**What is needed**
Search the listing for the string "icon" and copy every line that contains it.

Dataset rows about figures
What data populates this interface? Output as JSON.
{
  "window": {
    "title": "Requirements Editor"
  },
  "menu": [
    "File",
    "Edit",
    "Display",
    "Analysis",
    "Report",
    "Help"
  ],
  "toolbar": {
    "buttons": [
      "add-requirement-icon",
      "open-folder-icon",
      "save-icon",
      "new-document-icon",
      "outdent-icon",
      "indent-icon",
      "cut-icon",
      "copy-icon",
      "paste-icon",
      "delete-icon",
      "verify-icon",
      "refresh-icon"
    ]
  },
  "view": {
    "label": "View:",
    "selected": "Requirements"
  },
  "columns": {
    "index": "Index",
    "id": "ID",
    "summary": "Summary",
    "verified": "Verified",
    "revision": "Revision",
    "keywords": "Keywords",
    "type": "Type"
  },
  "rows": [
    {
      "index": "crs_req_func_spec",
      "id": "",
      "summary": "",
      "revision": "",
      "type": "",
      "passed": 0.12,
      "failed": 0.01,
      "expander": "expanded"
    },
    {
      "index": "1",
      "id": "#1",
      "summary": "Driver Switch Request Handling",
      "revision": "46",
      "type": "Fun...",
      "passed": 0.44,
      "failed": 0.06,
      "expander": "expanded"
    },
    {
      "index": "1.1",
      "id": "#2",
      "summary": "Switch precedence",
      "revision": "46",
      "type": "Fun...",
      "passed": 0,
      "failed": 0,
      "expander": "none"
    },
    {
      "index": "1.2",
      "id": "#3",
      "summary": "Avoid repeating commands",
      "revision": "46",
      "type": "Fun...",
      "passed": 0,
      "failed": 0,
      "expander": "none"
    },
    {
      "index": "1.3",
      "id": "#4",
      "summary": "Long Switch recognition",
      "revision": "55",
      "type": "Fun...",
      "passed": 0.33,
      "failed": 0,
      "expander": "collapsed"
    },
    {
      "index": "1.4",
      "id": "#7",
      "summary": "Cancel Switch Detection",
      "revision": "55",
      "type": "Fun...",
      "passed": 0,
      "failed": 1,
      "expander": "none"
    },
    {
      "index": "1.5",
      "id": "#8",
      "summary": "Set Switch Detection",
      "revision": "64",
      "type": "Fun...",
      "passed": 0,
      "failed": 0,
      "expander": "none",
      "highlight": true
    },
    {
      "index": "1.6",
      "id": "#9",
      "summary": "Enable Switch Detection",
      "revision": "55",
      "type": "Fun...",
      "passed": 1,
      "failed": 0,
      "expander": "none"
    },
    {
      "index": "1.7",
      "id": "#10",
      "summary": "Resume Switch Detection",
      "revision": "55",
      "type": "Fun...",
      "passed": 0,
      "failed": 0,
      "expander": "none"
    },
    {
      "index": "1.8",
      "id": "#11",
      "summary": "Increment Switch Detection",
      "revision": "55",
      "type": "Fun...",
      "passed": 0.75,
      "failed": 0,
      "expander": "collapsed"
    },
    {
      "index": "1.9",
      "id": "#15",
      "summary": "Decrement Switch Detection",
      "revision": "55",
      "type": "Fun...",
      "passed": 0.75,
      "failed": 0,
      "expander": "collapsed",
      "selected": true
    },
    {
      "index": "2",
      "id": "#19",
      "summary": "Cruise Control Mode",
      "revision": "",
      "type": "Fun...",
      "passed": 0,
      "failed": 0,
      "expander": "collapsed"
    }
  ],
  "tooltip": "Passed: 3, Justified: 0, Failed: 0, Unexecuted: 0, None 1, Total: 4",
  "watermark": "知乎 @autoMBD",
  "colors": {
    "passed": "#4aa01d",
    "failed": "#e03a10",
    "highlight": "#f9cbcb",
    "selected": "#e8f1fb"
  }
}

**Reply to the task**
      "add-requirement-icon",
      "open-folder-icon",
      "save-icon",
      "new-document-icon",
      "outdent-icon",
      "indent-icon",
      "cut-icon",
      "copy-icon",
      "paste-icon",
      "delete-icon",
      "verify-icon",
      "refresh-icon"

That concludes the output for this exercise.